Data items:
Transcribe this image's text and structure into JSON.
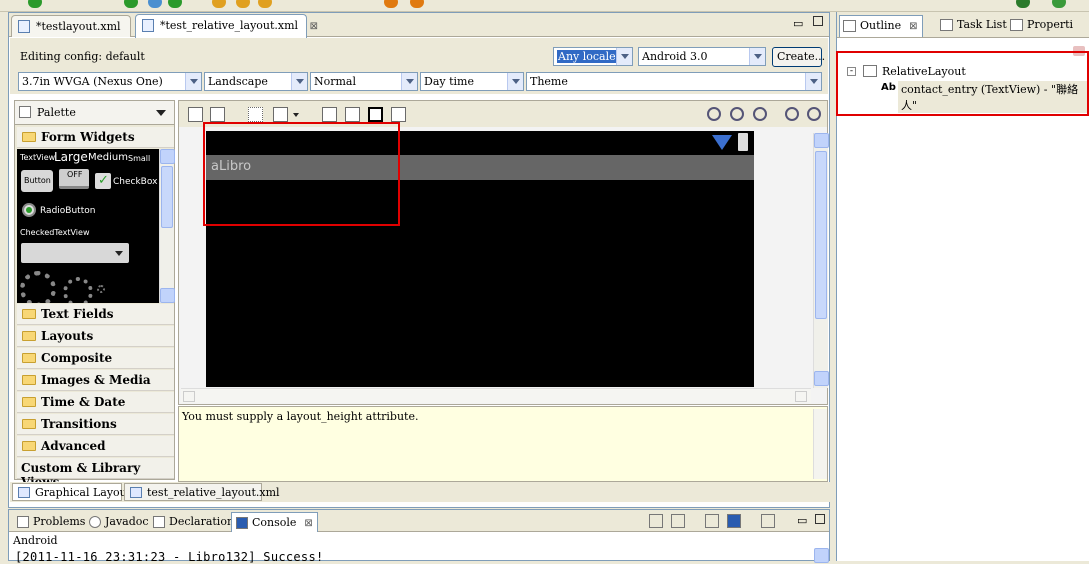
{
  "editor": {
    "tabs": [
      {
        "label": "*testlayout.xml"
      },
      {
        "label": "*test_relative_layout.xml"
      }
    ],
    "close_glyph": "⊠"
  },
  "config": {
    "editing_label": "Editing config:  default",
    "locale": "Any locale",
    "android_version": "Android 3.0",
    "create_button": "Create...",
    "device": "3.7in WVGA (Nexus One)",
    "orientation": "Landscape",
    "mode": "Normal",
    "time": "Day time",
    "theme": "Theme"
  },
  "palette": {
    "title": "Palette",
    "categories": [
      {
        "label": "Form Widgets"
      },
      {
        "label": "Text Fields"
      },
      {
        "label": "Layouts"
      },
      {
        "label": "Composite"
      },
      {
        "label": "Images & Media"
      },
      {
        "label": "Time & Date"
      },
      {
        "label": "Transitions"
      },
      {
        "label": "Advanced"
      },
      {
        "label": "Custom & Library Views"
      }
    ],
    "preview": {
      "textview": "TextView",
      "large": "Large",
      "medium": "Medium",
      "small": "Small",
      "button": "Button",
      "toggle_off": "OFF",
      "checkbox": "CheckBox",
      "radio": "RadioButton",
      "checked_text": "CheckedTextView"
    }
  },
  "canvas": {
    "app_title": "aLibro"
  },
  "error_message": "You must supply a layout_height attribute.",
  "editor_bottom_tabs": [
    {
      "label": "Graphical Layout"
    },
    {
      "label": "test_relative_layout.xml"
    }
  ],
  "bottom_panel": {
    "tabs": [
      {
        "label": "Problems"
      },
      {
        "label": "Javadoc"
      },
      {
        "label": "Declaration"
      },
      {
        "label": "Console"
      }
    ],
    "console_name": "Android",
    "console_line": "[2011-11-16 23:31:23 - Libro132] Success!"
  },
  "outline": {
    "tabs": [
      {
        "label": "Outline"
      },
      {
        "label": "Task List"
      },
      {
        "label": "Properti"
      }
    ],
    "tree": {
      "root": "RelativeLayout",
      "child_prefix": "Ab",
      "child": "contact_entry (TextView) - \"聯絡人\""
    }
  },
  "colors": {
    "highlight_red": "#e00000",
    "selection_blue": "#316ac5",
    "canvas_bg": "#000000",
    "action_bar": "#666666"
  }
}
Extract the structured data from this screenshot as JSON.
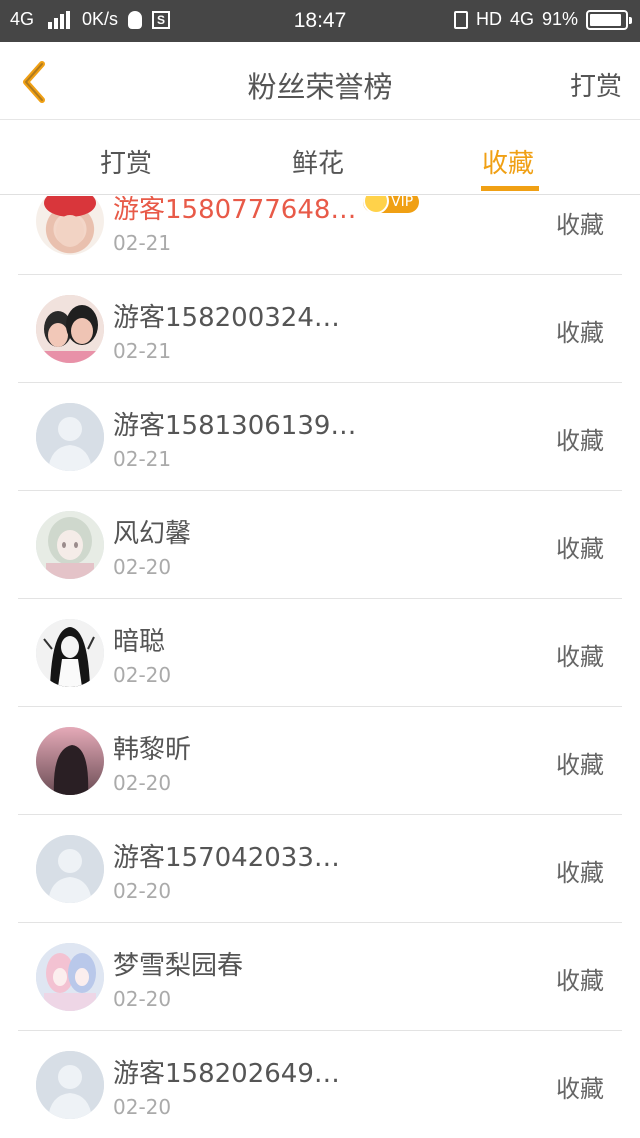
{
  "status_bar": {
    "network": "4G",
    "speed": "0K/s",
    "time": "18:47",
    "hd": "HD",
    "data_type": "4G",
    "battery": "91%",
    "battery_level": 0.91
  },
  "header": {
    "title": "粉丝荣誉榜",
    "action": "打赏"
  },
  "tabs": [
    {
      "label": "打赏",
      "active": false
    },
    {
      "label": "鲜花",
      "active": false
    },
    {
      "label": "收藏",
      "active": true
    }
  ],
  "list": [
    {
      "name": "游客1580777648…",
      "date": "02-21",
      "action": "收藏",
      "vip": true,
      "vip_label": "VIP",
      "avatar": "avatar-girl-red-hat"
    },
    {
      "name": "游客158200324…",
      "date": "02-21",
      "action": "收藏",
      "vip": false,
      "avatar": "avatar-couple-photo"
    },
    {
      "name": "游客1581306139…",
      "date": "02-21",
      "action": "收藏",
      "vip": false,
      "avatar": "default-avatar-icon"
    },
    {
      "name": "风幻馨",
      "date": "02-20",
      "action": "收藏",
      "vip": false,
      "avatar": "avatar-anime-girl"
    },
    {
      "name": "暗聪",
      "date": "02-20",
      "action": "收藏",
      "vip": false,
      "avatar": "avatar-dark-girl"
    },
    {
      "name": "韩黎昕",
      "date": "02-20",
      "action": "收藏",
      "vip": false,
      "avatar": "avatar-silhouette"
    },
    {
      "name": "游客157042033…",
      "date": "02-20",
      "action": "收藏",
      "vip": false,
      "avatar": "default-avatar-icon"
    },
    {
      "name": "梦雪梨园春",
      "date": "02-20",
      "action": "收藏",
      "vip": false,
      "avatar": "avatar-anime-pink"
    },
    {
      "name": "游客158202649…",
      "date": "02-20",
      "action": "收藏",
      "vip": false,
      "avatar": "default-avatar-icon"
    }
  ],
  "colors": {
    "accent": "#f0a014",
    "vip_name": "#e85a48",
    "status_bar": "#464646"
  }
}
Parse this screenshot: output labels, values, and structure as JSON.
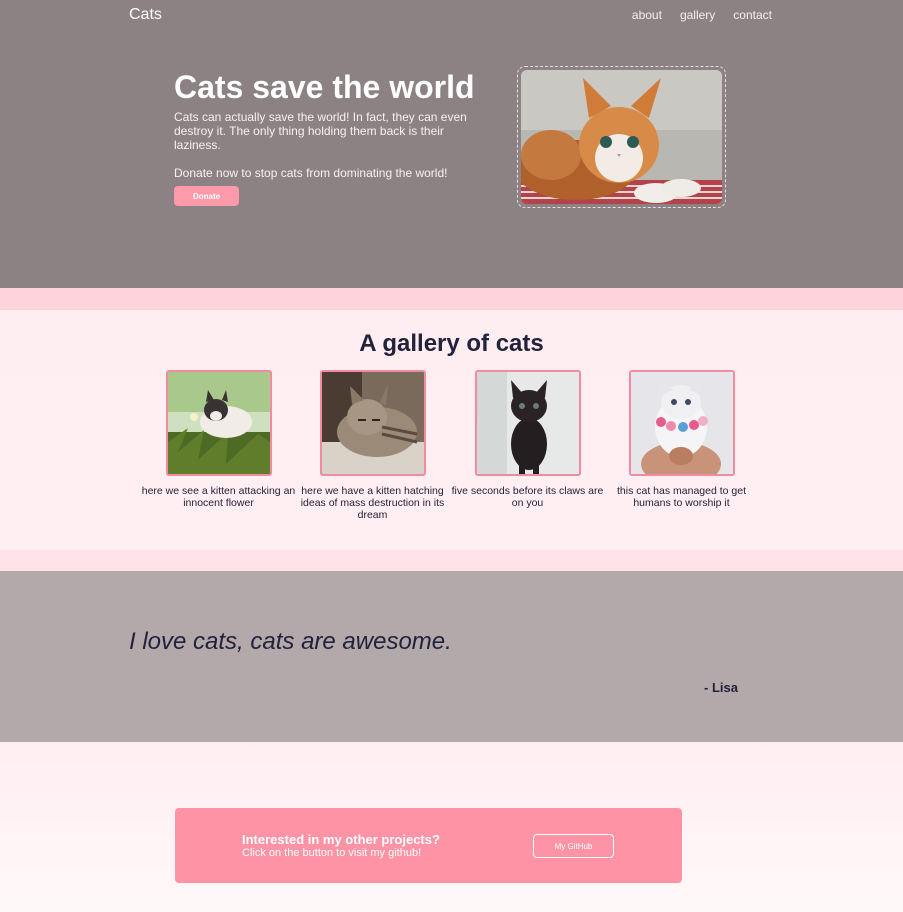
{
  "nav": {
    "brand": "Cats",
    "links": [
      "about",
      "gallery",
      "contact"
    ]
  },
  "hero": {
    "title": "Cats save the world",
    "text": "Cats can actually save the world! In fact, they can even destroy it. The only thing holding them back is their laziness.",
    "cta_text": "Donate now to stop cats from dominating the world!",
    "donate_label": "Donate"
  },
  "gallery": {
    "title": "A gallery of cats",
    "items": [
      {
        "caption": "here we see a kitten attacking an innocent flower"
      },
      {
        "caption": "here we have a kitten hatching ideas of mass destruction in its dream"
      },
      {
        "caption": "five seconds before its claws are on you"
      },
      {
        "caption": "this cat has managed to get humans to worship it"
      }
    ]
  },
  "quote": {
    "text": "I love cats, cats are awesome.",
    "author": "- Lisa"
  },
  "cta": {
    "title": "Interested in my other projects?",
    "subtitle": "Click on the button to visit my github!",
    "button_label": "My GitHub"
  },
  "colors": {
    "hero_bg": "#8c8284",
    "accent": "#ff93a6",
    "quote_bg": "#b3a8aa",
    "page_bg": "#ffeef1"
  }
}
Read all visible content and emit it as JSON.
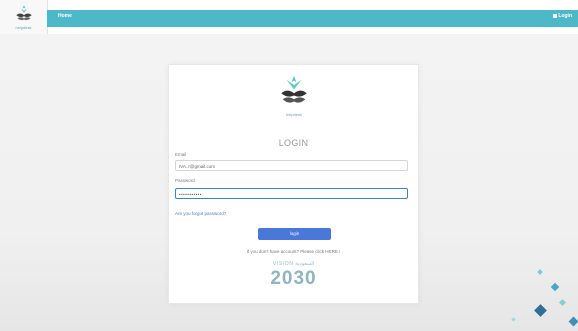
{
  "header": {
    "home_label": "Home",
    "login_label": "Login"
  },
  "brand": {
    "mini_text": "helpdesk"
  },
  "login_card": {
    "logo_text": "helpdesk",
    "title": "LOGIN",
    "email_label": "Email",
    "email_value": "IVA..r@gmail.com",
    "password_label": "Password",
    "password_value": "•••••••••••",
    "forgot_link": "Are you forgot password?",
    "login_button": "login",
    "signup_text": "If you don't have account? Please click HERE !",
    "vision_top": "VISION السعودية",
    "vision_year": "2030"
  },
  "colors": {
    "nav": "#4db8c8",
    "button": "#4a78d8",
    "focus_border": "#3d7fd9"
  }
}
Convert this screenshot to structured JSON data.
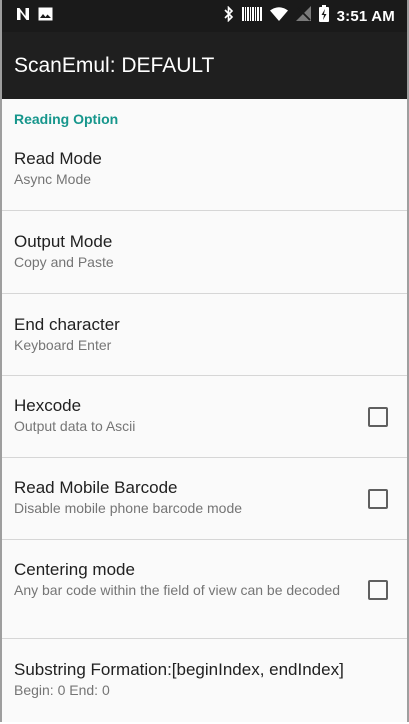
{
  "status_bar": {
    "time": "3:51 AM",
    "icons": [
      "notification-n-icon",
      "image-icon",
      "bluetooth-icon",
      "barcode-icon",
      "wifi-icon",
      "no-sim-icon",
      "battery-charging-icon"
    ]
  },
  "app_bar": {
    "title": "ScanEmul: DEFAULT"
  },
  "category": {
    "label": "Reading Option"
  },
  "preferences": [
    {
      "title": "Read Mode",
      "summary": "Async Mode"
    },
    {
      "title": "Output Mode",
      "summary": "Copy and Paste"
    },
    {
      "title": "End character",
      "summary": "Keyboard Enter"
    },
    {
      "title": "Hexcode",
      "summary": "Output data to Ascii",
      "checked": false
    },
    {
      "title": "Read Mobile Barcode",
      "summary": "Disable mobile phone barcode mode",
      "checked": false
    },
    {
      "title": "Centering mode",
      "summary": "Any bar code within the field of view can be decoded",
      "checked": false
    },
    {
      "title": "Substring Formation:[beginIndex, endIndex]",
      "summary": "Begin: 0 End: 0"
    }
  ],
  "colors": {
    "accent": "#16968c",
    "app_bar": "#1f1f1f",
    "status_bar": "#1a1a1a"
  }
}
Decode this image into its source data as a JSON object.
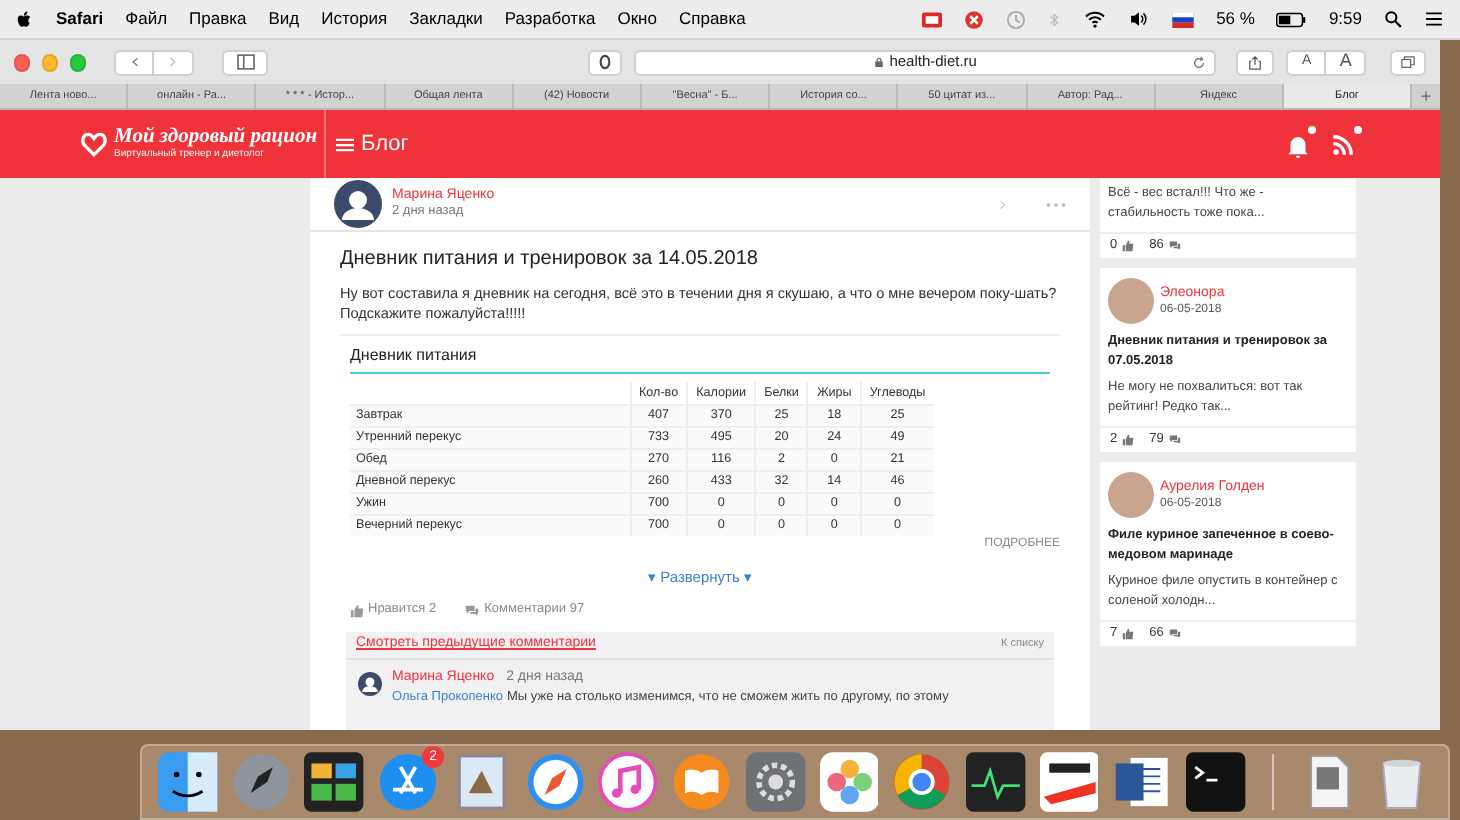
{
  "menu_bar": {
    "app": "Safari",
    "items": [
      "Файл",
      "Правка",
      "Вид",
      "История",
      "Закладки",
      "Разработка",
      "Окно",
      "Справка"
    ],
    "battery": "56 %",
    "time": "9:59"
  },
  "toolbar": {
    "address": "health-diet.ru",
    "font_buttons": [
      "A",
      "A"
    ]
  },
  "tabs": [
    {
      "label": "Лента ново...",
      "selected": false
    },
    {
      "label": "онлайн - Ра...",
      "selected": false
    },
    {
      "label": "* * * - Истор...",
      "selected": false
    },
    {
      "label": "Общая лента",
      "selected": false
    },
    {
      "label": "(42) Новости",
      "selected": false
    },
    {
      "label": "\"Весна\" - Б...",
      "selected": false
    },
    {
      "label": "История со...",
      "selected": false
    },
    {
      "label": "50 цитат из...",
      "selected": false
    },
    {
      "label": "Автор: Рад...",
      "selected": false
    },
    {
      "label": "Яндекс",
      "selected": false
    },
    {
      "label": "Блог",
      "selected": true
    }
  ],
  "new_tab": "+",
  "site_header": {
    "logo_title": "Мой здоровый рацион",
    "logo_subtitle": "Виртуальный тренер и диетолог",
    "section": "Блог"
  },
  "post": {
    "author": "Марина Яценко",
    "time": "2 дня назад",
    "title": "Дневник питания и тренировок за 14.05.2018",
    "text": "Ну вот составила я дневник на сегодня, всё это в течении дня я скушаю, а что о мне вечером поку-шать? Подскажите пожалуйста!!!!!",
    "diary": {
      "title": "Дневник питания",
      "columns": [
        "",
        "Кол-во",
        "Калории",
        "Белки",
        "Жиры",
        "Углеводы"
      ],
      "rows": [
        [
          "Завтрак",
          "407",
          "370",
          "25",
          "18",
          "25"
        ],
        [
          "Утренний перекус",
          "733",
          "495",
          "20",
          "24",
          "49"
        ],
        [
          "Обед",
          "270",
          "116",
          "2",
          "0",
          "21"
        ],
        [
          "Дневной перекус",
          "260",
          "433",
          "32",
          "14",
          "46"
        ],
        [
          "Ужин",
          "700",
          "0",
          "0",
          "0",
          "0"
        ],
        [
          "Вечерний перекус",
          "700",
          "0",
          "0",
          "0",
          "0"
        ]
      ],
      "more": "ПОДРОБНЕЕ"
    },
    "expand": "▾ Развернуть ▾",
    "likes": "Нравится 2",
    "comments": "Комментарии 97",
    "previous_comments": "Смотреть предыдущие комментарии",
    "to_list": "К списку",
    "comment": {
      "author": "Марина Яценко",
      "time": "2 дня назад",
      "reply_to": "Ольга Прокопенко",
      "text": "Мы уже на столько изменимся, что не сможем жить по другому, по этому"
    }
  },
  "sidebar": [
    {
      "text": "Всё - вес встал!!! Что же - стабильность тоже пока...",
      "likes": "0",
      "comments": "86"
    },
    {
      "author": "Элеонора",
      "date": "06-05-2018",
      "title": "Дневник питания и тренировок за 07.05.2018",
      "text": "Не могу не похвалиться: вот так рейтинг! Редко так...",
      "likes": "2",
      "comments": "79"
    },
    {
      "author": "Аурелия Голден",
      "date": "06-05-2018",
      "title": "Филе куриное запеченное в соево-медовом маринаде",
      "text": "Куриное филе опустить в контейнер с соленой холодн...",
      "likes": "7",
      "comments": "66"
    }
  ],
  "dock": {
    "badge": "2"
  }
}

INSTRUCTIONS FOR THE TASK: Check every line of the entries above for the word "gallery" and report how many lines contain it, giving the number only.

COMPLETED EXERCISE: 3